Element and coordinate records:
+++
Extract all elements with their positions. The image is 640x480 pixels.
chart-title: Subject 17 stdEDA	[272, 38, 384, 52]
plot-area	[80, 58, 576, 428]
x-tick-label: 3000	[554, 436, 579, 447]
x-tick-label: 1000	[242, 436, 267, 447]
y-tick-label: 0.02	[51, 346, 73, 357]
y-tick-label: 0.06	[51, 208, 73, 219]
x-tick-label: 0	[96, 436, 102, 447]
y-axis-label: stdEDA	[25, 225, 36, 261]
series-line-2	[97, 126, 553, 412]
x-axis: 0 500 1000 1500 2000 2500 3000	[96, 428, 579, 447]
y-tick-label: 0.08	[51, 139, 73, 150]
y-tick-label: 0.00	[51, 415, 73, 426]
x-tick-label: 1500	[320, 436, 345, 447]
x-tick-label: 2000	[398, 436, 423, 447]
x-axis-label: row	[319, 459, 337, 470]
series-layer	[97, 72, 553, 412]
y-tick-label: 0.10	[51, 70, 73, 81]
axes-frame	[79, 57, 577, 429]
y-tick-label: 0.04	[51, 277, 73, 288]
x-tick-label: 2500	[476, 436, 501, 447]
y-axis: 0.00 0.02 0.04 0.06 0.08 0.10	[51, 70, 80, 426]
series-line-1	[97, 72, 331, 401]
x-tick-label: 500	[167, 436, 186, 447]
+++
## Exercise prompt
Update the rows above by replacing each occurrence of "stdEDA" with "meanEDA" and leave everything else unchanged.

## Output of the task
Extract all elements with their positions. The image is 640x480 pixels.
chart-title: Subject 17 meanEDA	[272, 38, 384, 52]
plot-area	[80, 58, 576, 428]
x-tick-label: 3000	[554, 436, 579, 447]
x-tick-label: 1000	[242, 436, 267, 447]
y-tick-label: 0.02	[51, 346, 73, 357]
y-tick-label: 0.06	[51, 208, 73, 219]
x-tick-label: 0	[96, 436, 102, 447]
y-axis-label: meanEDA	[25, 225, 36, 261]
series-line-2	[97, 126, 553, 412]
x-axis: 0 500 1000 1500 2000 2500 3000	[96, 428, 579, 447]
y-tick-label: 0.08	[51, 139, 73, 150]
y-tick-label: 0.00	[51, 415, 73, 426]
x-tick-label: 1500	[320, 436, 345, 447]
x-tick-label: 2000	[398, 436, 423, 447]
x-axis-label: row	[319, 459, 337, 470]
series-layer	[97, 72, 553, 412]
y-tick-label: 0.10	[51, 70, 73, 81]
axes-frame	[79, 57, 577, 429]
y-tick-label: 0.04	[51, 277, 73, 288]
x-tick-label: 2500	[476, 436, 501, 447]
y-axis: 0.00 0.02 0.04 0.06 0.08 0.10	[51, 70, 80, 426]
series-line-1	[97, 72, 331, 401]
x-tick-label: 500	[167, 436, 186, 447]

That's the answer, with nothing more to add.